WRITTEN EXERCISE: The listing below must be repeated word for word, with its images excluded.

LISTING:
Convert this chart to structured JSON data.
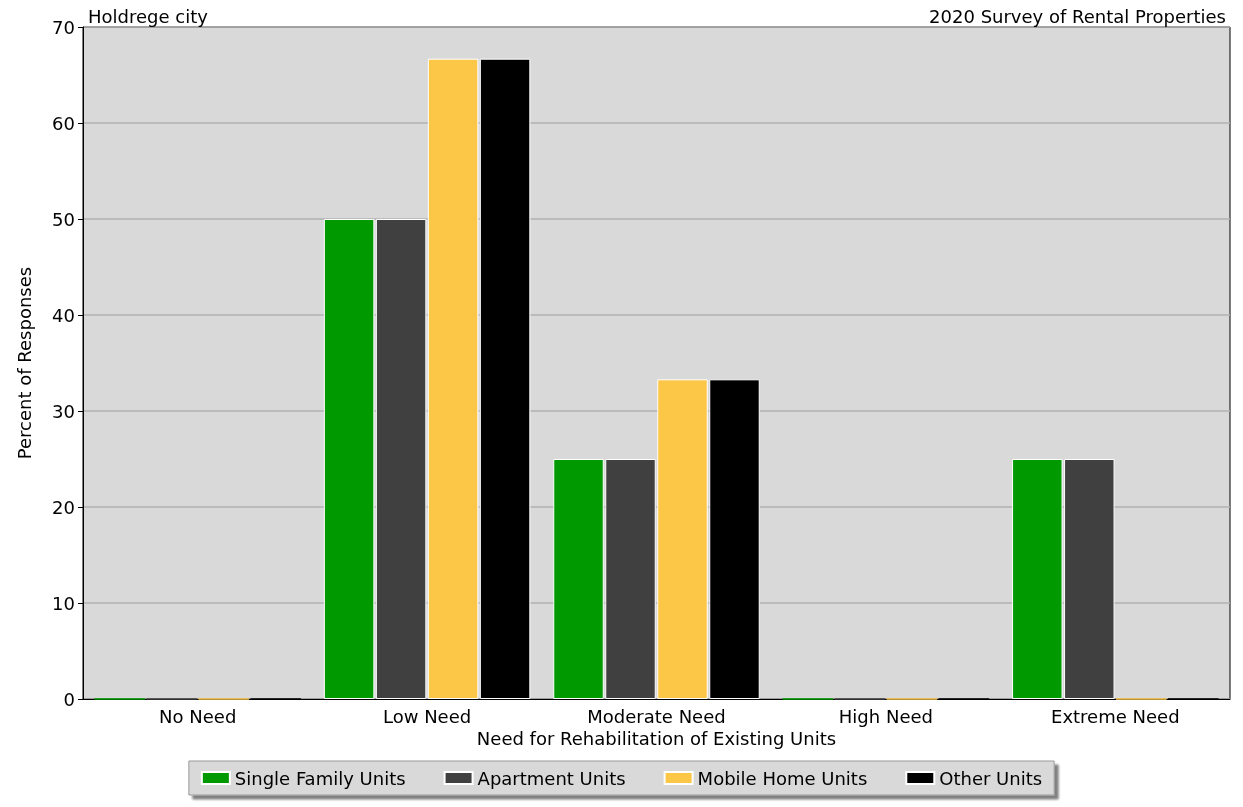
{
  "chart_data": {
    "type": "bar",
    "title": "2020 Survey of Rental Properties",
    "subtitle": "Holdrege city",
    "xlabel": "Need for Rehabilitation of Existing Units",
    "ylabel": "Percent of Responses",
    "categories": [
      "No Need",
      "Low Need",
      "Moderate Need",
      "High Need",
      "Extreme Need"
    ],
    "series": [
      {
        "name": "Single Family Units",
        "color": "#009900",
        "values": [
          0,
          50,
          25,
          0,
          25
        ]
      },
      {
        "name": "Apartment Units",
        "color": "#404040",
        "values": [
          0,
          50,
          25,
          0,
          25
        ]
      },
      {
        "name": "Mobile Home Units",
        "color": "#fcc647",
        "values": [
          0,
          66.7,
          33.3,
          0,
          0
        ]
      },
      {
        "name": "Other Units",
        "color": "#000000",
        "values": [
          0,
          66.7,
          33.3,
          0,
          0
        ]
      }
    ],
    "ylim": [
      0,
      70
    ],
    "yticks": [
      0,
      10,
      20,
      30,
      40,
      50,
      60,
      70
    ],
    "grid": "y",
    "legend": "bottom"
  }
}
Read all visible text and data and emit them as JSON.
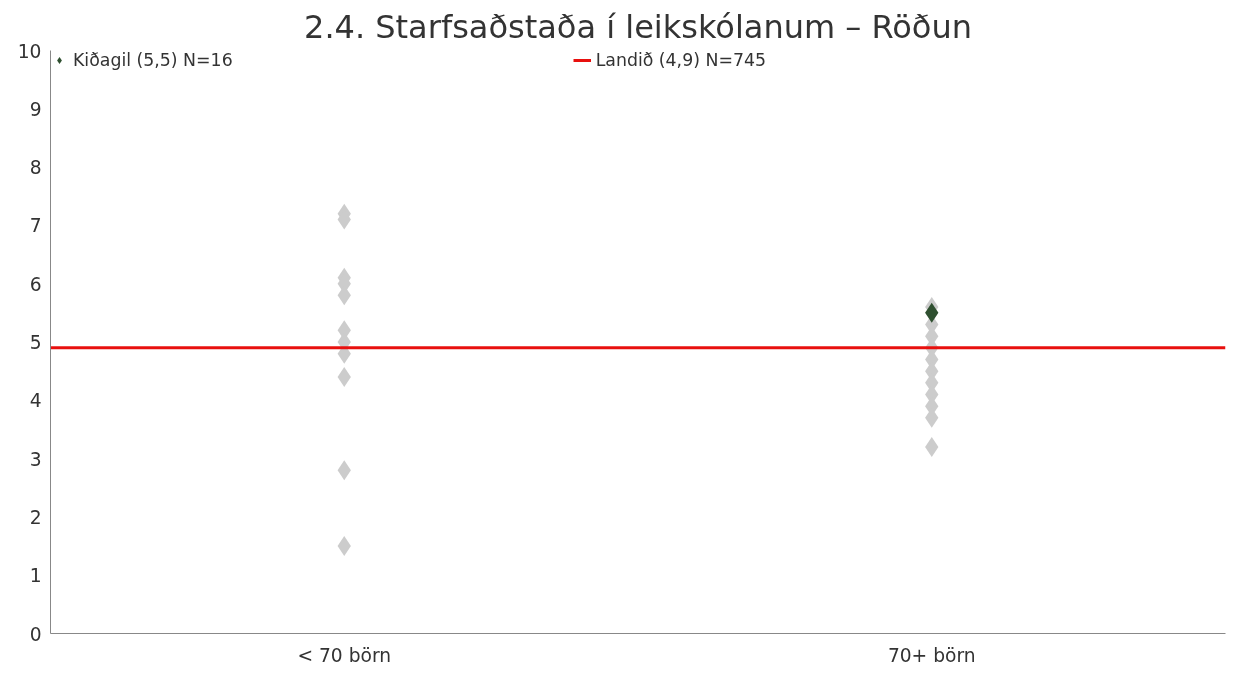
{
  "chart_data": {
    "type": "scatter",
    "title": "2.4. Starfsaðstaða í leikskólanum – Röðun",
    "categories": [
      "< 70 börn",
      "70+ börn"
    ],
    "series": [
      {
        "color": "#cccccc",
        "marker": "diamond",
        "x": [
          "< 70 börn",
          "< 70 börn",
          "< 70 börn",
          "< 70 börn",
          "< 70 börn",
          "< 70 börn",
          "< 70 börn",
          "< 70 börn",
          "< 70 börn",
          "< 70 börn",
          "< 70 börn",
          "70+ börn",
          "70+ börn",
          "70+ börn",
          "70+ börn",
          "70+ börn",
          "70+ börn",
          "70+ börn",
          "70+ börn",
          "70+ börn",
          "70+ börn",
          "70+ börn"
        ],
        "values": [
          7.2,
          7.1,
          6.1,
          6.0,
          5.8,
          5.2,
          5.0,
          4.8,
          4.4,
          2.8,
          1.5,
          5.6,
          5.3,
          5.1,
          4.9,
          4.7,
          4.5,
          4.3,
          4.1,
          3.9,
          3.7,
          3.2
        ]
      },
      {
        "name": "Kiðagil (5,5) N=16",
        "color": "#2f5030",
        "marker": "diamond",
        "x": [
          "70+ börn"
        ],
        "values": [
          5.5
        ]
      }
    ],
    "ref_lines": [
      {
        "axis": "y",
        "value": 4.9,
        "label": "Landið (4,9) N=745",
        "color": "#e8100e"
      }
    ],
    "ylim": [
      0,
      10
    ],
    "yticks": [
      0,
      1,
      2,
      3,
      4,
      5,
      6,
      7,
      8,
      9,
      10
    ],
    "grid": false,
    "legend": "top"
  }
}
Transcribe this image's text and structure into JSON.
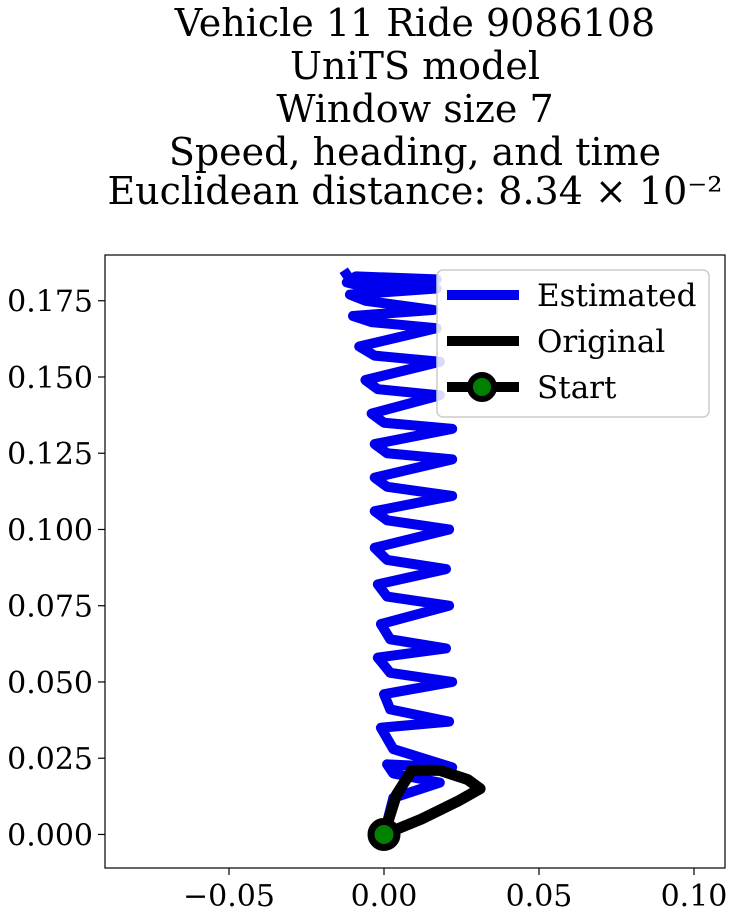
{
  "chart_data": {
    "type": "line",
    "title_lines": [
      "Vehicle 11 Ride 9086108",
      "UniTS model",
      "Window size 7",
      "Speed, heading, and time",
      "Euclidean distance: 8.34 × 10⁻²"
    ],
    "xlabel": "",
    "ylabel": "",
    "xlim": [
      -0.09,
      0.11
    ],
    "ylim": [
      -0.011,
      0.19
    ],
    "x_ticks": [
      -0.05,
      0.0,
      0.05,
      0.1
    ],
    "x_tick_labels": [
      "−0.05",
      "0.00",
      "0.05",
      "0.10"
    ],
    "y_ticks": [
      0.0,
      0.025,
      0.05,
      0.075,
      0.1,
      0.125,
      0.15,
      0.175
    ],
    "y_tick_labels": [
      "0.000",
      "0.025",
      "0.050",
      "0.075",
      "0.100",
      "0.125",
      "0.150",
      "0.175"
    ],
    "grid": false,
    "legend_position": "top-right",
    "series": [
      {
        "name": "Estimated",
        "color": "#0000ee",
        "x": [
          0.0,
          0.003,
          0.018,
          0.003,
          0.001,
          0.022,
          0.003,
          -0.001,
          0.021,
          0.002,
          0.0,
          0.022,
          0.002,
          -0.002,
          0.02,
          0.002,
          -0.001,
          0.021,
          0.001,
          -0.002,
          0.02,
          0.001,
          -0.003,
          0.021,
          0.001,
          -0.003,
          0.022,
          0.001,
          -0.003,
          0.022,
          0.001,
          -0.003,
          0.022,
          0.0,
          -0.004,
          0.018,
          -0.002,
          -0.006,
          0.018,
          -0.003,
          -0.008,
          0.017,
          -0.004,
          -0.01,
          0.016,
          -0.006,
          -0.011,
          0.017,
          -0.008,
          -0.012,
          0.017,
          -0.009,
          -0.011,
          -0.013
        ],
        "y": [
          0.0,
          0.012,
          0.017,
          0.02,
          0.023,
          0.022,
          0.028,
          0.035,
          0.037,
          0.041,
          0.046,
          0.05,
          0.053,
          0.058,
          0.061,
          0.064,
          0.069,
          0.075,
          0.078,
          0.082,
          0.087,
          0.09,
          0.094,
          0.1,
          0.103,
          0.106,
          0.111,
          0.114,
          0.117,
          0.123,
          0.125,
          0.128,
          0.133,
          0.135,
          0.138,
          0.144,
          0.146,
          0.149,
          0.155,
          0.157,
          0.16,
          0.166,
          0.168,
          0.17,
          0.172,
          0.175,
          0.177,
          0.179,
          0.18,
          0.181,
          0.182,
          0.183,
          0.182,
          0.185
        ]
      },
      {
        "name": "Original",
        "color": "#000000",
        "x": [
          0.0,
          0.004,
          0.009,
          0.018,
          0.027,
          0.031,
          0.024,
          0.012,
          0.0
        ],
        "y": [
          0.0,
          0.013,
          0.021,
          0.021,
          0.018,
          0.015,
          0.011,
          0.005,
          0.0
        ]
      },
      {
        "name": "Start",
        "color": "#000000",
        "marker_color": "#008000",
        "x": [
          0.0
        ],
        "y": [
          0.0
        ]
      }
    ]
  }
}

THE ANSWER:
Convert this chart to structured JSON data.
{
  "chart_data": {
    "type": "bar",
    "title": "2020 Survey of Rental Properties",
    "subtitle": "Holdrege city",
    "xlabel": "Need for Rehabilitation of Existing Units",
    "ylabel": "Percent of Responses",
    "categories": [
      "No Need",
      "Low Need",
      "Moderate Need",
      "High Need",
      "Extreme Need"
    ],
    "series": [
      {
        "name": "Single Family Units",
        "color": "#009900",
        "values": [
          0,
          50,
          25,
          0,
          25
        ]
      },
      {
        "name": "Apartment Units",
        "color": "#404040",
        "values": [
          0,
          50,
          25,
          0,
          25
        ]
      },
      {
        "name": "Mobile Home Units",
        "color": "#fcc647",
        "values": [
          0,
          66.7,
          33.3,
          0,
          0
        ]
      },
      {
        "name": "Other Units",
        "color": "#000000",
        "values": [
          0,
          66.7,
          33.3,
          0,
          0
        ]
      }
    ],
    "ylim": [
      0,
      70
    ],
    "yticks": [
      0,
      10,
      20,
      30,
      40,
      50,
      60,
      70
    ],
    "grid": "y",
    "legend": "bottom"
  }
}
Read all visible text and data and emit them as JSON.
{
  "chart_data": {
    "type": "scatter",
    "title": "2.4. Starfsaðstaða í leikskólanum – Röðun",
    "categories": [
      "< 70 börn",
      "70+ börn"
    ],
    "series": [
      {
        "color": "#cccccc",
        "marker": "diamond",
        "x": [
          "< 70 börn",
          "< 70 börn",
          "< 70 börn",
          "< 70 börn",
          "< 70 börn",
          "< 70 börn",
          "< 70 börn",
          "< 70 börn",
          "< 70 börn",
          "< 70 börn",
          "< 70 börn",
          "70+ börn",
          "70+ börn",
          "70+ börn",
          "70+ börn",
          "70+ börn",
          "70+ börn",
          "70+ börn",
          "70+ börn",
          "70+ börn",
          "70+ börn",
          "70+ börn"
        ],
        "values": [
          7.2,
          7.1,
          6.1,
          6.0,
          5.8,
          5.2,
          5.0,
          4.8,
          4.4,
          2.8,
          1.5,
          5.6,
          5.3,
          5.1,
          4.9,
          4.7,
          4.5,
          4.3,
          4.1,
          3.9,
          3.7,
          3.2
        ]
      },
      {
        "name": "Kiðagil (5,5) N=16",
        "color": "#2f5030",
        "marker": "diamond",
        "x": [
          "70+ börn"
        ],
        "values": [
          5.5
        ]
      }
    ],
    "ref_lines": [
      {
        "axis": "y",
        "value": 4.9,
        "label": "Landið (4,9) N=745",
        "color": "#e8100e"
      }
    ],
    "ylim": [
      0,
      10
    ],
    "yticks": [
      0,
      1,
      2,
      3,
      4,
      5,
      6,
      7,
      8,
      9,
      10
    ],
    "grid": false,
    "legend": "top"
  }
}
Transcribe this image's text and structure into JSON.
{
  "chart_data": {
    "type": "line",
    "title_lines": [
      "Vehicle 11 Ride 9086108",
      "UniTS model",
      "Window size 7",
      "Speed, heading, and time",
      "Euclidean distance: 8.34 × 10⁻²"
    ],
    "xlabel": "",
    "ylabel": "",
    "xlim": [
      -0.09,
      0.11
    ],
    "ylim": [
      -0.011,
      0.19
    ],
    "x_ticks": [
      -0.05,
      0.0,
      0.05,
      0.1
    ],
    "x_tick_labels": [
      "−0.05",
      "0.00",
      "0.05",
      "0.10"
    ],
    "y_ticks": [
      0.0,
      0.025,
      0.05,
      0.075,
      0.1,
      0.125,
      0.15,
      0.175
    ],
    "y_tick_labels": [
      "0.000",
      "0.025",
      "0.050",
      "0.075",
      "0.100",
      "0.125",
      "0.150",
      "0.175"
    ],
    "grid": false,
    "legend_position": "top-right",
    "series": [
      {
        "name": "Estimated",
        "color": "#0000ee",
        "x": [
          0.0,
          0.003,
          0.018,
          0.003,
          0.001,
          0.022,
          0.003,
          -0.001,
          0.021,
          0.002,
          0.0,
          0.022,
          0.002,
          -0.002,
          0.02,
          0.002,
          -0.001,
          0.021,
          0.001,
          -0.002,
          0.02,
          0.001,
          -0.003,
          0.021,
          0.001,
          -0.003,
          0.022,
          0.001,
          -0.003,
          0.022,
          0.001,
          -0.003,
          0.022,
          0.0,
          -0.004,
          0.018,
          -0.002,
          -0.006,
          0.018,
          -0.003,
          -0.008,
          0.017,
          -0.004,
          -0.01,
          0.016,
          -0.006,
          -0.011,
          0.017,
          -0.008,
          -0.012,
          0.017,
          -0.009,
          -0.011,
          -0.013
        ],
        "y": [
          0.0,
          0.012,
          0.017,
          0.02,
          0.023,
          0.022,
          0.028,
          0.035,
          0.037,
          0.041,
          0.046,
          0.05,
          0.053,
          0.058,
          0.061,
          0.064,
          0.069,
          0.075,
          0.078,
          0.082,
          0.087,
          0.09,
          0.094,
          0.1,
          0.103,
          0.106,
          0.111,
          0.114,
          0.117,
          0.123,
          0.125,
          0.128,
          0.133,
          0.135,
          0.138,
          0.144,
          0.146,
          0.149,
          0.155,
          0.157,
          0.16,
          0.166,
          0.168,
          0.17,
          0.172,
          0.175,
          0.177,
          0.179,
          0.18,
          0.181,
          0.182,
          0.183,
          0.182,
          0.185
        ]
      },
      {
        "name": "Original",
        "color": "#000000",
        "x": [
          0.0,
          0.004,
          0.009,
          0.018,
          0.027,
          0.031,
          0.024,
          0.012,
          0.0
        ],
        "y": [
          0.0,
          0.013,
          0.021,
          0.021,
          0.018,
          0.015,
          0.011,
          0.005,
          0.0
        ]
      },
      {
        "name": "Start",
        "color": "#000000",
        "marker_color": "#008000",
        "x": [
          0.0
        ],
        "y": [
          0.0
        ]
      }
    ]
  }
}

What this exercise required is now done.